UWB ranging principle

UWB technology is a high-rate communication and high-precision positioning technology that uses nanosecond-level non-sinusoidal narrow pulses for data transmission. Its operating frequency band is 3.1 GHZ ~ 4.8 GHZ, ensuring sub-nanometer precise time. The short pulse width of the UWB time domain signal results in enhanced range and locating accuracy due to its increased time and space resolution. In UWB positioning technology, double-side two-way ranging (DS-TWR) principle is a commonly used method to achieve high-precision distance measurement by measuring the round-trip propagation time of signals, as shown in Fig. 1:

Figure 1
figure 1

UWB ranging principle.

In Fig. 1, \(t_{1}\), \(t_{4}\) and \(t_{5}\) are moments recorded by device A. \(t_{2}\), \(t_{3}\) and \(t_{6}\) are moments recorded by device B.\(T_{p1}\) indicates the time the signal traveled from device A to device B. \(T_{p2}\) indicates the time the signal returned from device B to device A. \(T_{p3}\) indicates the time the signal traveled from device A to device B for the second time. Since the time interval between the two signal transmissions is very short, it can be assumed that the distance from device A to device B has not changed, so \(T_{p1}\), \(T_{p2}\) and \(T_{p3}\) are theoretically equal. In the following equations, we use \(\hat{T}_{p}\) instead of the time it takes for the signal to travel from device A to device B.\(T_{R1}\) denotes the interval between device A sending information and device B receiving the response.\(T_{R2}\) denotes the interval between device B sending information and device A receiving response.\(T_{r1}\) denotes the response time for device B to process device A’s information. \(T_{r2}\) denotes the response time for device A to process device B’s information. The following equation can be obtained:

$$ \left\{ {\begin{array}{*{20}c} {T_{R1} = t_{4} - t_{1} } \\ {T_{R2} = t_{6} - t_{3} } \\ {T_{r1} = t_{3} - t_{2} } \\ {T_{r2} = t_{5} - t_{4} } \\ \end{array} } \right. $$
(1)
$$ \hat{T}_{p} = (T_{R1} - T_{r1} )/2 = (T_{R2} - T_{r2} )/2 $$
(2)

The transformation of Eq. (2) yields:

$$ \left\{ {\begin{array}{*{20}c} {T_{R1} = 2\hat{T}_{p} + T_{r1} } \\ {T_{R2} = 2\hat{T}_{p} + T_{r2} } \\ \end{array} } \right. $$
(3)

[INFORMATION SUPPLIED]:
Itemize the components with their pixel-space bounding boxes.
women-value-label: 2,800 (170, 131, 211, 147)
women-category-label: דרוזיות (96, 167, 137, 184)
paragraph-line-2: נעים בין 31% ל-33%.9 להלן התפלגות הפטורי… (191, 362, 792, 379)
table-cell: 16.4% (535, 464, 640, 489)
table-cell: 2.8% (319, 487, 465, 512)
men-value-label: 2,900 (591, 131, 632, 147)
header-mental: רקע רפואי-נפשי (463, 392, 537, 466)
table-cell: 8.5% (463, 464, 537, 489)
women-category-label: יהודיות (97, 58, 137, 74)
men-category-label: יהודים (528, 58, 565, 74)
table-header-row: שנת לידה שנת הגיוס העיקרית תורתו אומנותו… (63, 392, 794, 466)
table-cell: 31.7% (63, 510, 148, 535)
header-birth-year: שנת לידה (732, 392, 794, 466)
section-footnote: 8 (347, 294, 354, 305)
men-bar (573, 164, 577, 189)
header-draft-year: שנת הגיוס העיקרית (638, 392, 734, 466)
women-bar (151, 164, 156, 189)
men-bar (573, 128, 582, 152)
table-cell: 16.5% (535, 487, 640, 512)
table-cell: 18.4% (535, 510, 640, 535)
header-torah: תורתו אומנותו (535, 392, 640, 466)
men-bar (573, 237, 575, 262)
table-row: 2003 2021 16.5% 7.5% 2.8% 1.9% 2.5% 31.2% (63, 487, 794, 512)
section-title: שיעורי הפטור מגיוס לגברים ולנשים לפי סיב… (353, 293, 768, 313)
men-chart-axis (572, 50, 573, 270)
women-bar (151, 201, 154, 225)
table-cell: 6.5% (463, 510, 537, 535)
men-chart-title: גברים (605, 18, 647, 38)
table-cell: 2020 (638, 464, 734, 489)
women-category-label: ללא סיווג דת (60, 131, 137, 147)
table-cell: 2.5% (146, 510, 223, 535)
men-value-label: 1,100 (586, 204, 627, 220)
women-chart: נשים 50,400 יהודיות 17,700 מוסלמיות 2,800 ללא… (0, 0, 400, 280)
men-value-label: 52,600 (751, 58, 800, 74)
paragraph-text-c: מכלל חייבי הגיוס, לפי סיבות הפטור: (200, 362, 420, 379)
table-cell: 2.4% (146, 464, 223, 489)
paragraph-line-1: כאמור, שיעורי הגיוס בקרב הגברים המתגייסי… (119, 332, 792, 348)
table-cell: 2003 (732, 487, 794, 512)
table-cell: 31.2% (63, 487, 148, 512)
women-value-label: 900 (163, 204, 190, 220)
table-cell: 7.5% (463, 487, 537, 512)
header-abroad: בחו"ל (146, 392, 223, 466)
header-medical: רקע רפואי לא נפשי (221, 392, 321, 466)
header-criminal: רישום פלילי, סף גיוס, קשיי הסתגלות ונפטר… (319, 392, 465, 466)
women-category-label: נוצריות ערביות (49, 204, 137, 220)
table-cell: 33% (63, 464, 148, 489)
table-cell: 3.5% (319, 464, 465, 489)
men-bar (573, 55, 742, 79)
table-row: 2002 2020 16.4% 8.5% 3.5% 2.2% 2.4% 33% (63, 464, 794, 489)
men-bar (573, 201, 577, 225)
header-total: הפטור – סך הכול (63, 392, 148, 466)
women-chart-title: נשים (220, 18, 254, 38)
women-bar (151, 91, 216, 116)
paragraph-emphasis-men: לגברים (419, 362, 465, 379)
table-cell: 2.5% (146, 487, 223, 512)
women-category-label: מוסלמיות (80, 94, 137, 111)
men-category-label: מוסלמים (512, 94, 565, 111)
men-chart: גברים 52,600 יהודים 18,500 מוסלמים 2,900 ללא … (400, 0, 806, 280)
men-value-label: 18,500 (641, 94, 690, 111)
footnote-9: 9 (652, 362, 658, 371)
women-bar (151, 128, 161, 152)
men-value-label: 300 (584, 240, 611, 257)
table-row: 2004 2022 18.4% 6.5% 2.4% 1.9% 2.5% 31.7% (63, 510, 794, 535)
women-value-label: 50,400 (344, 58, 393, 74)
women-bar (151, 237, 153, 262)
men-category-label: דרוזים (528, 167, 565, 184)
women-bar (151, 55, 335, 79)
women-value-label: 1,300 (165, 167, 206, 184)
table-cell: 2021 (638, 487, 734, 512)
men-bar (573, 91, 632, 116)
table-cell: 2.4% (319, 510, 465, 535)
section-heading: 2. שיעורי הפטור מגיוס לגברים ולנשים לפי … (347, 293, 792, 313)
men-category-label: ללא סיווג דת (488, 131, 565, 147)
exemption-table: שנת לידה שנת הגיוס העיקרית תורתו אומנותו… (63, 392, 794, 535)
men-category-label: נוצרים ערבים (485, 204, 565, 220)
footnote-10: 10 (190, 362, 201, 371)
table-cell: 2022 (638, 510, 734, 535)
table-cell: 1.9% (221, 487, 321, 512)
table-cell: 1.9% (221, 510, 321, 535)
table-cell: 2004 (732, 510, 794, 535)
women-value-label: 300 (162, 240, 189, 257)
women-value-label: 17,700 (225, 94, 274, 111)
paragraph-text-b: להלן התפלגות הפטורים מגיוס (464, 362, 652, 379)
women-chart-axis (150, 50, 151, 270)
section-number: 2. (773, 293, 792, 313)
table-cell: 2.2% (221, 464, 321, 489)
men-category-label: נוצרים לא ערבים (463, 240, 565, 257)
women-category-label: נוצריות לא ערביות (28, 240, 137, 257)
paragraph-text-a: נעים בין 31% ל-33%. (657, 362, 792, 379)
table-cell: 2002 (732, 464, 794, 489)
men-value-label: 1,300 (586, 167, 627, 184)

[SHORT TASK 1]:
Answer these questions from the UWB ranging excerpt:
(a) What kind of pulses does UWB technology use for data transmission?
(b) Which moments in Fig. 1 are recorded by device B?
(c) What does T_r1 denote?
[SHORT TASK 2]: Summarize the UWB ranging excerpt in two sentences.
[SHORT TASK 3]: Continue the UWB ranging excerpt, picking up right after Eq. (3).

[EXERCISE RESULT 1]:
(a) Nanosecond-level non-sinusoidal narrow pulses.
(b) t_2, t_3 and t_6.
(c) The response time for device B to process device A's information.

[EXERCISE RESULT 2]: UWB technology uses nanosecond-level non-sinusoidal narrow pulses for high-rate communication and high-precision positioning, and its short pulse width improves range and locating accuracy. The double-side two-way ranging method measures distance from the round-trip propagation time of signals between devices A and B, and it treats the one-way travel times as equal because the interval between transmissions is very short.

[EXERCISE RESULT 3]:
Then we can get \(T_{R1} *T_{R2} = (2\hat{T}_{p} + T_{r1} )*(2\hat{T}_{p} + T_{r2} ) = 4*\hat{T}_{p}^{2} + 2\hat{T}_{p} T_{r2} + 2\hat{T}_{p} T_{r1} + T_{r1} T_{r2}\).

which then yields \(T_{R1} *T_{R2} - T_{r1} T_{r2} = 4*\hat{T}_{p}^{2} + 2\hat{T}_{p} T_{r2} + 2\hat{T}_{p} T_{r1} = \hat{T}_{p} (4\hat{T}_{p} + 2T_{r1} + 2T_{r2} )\).

According to (2) \(4\hat{T}_{p} = T_{R1} - T_{r1} + T_{R2} - T_{r2}\) can be brought into the above equation to get:

$$ T_{R1} *T_{R2} - T_{r1} T_{r2} = \hat{T}_{p} (T_{R1} + T_{R2} + T_{r1} + T_{r2} ) $$
(4)
$$ \hat{T}_{{\text{p}}} = \frac{{(T_{R1} \times T_{R2} - T_{r1} \times T_{r2} )}}{{(T_{R1} + T_{R2} + T_{r1} + T_{r2} )}} $$
(5)

The distance from device A to device B is:

$$ D_{AB} = c*\hat{T}_{p} $$
(6)

where \(c\) denotes the speed of light.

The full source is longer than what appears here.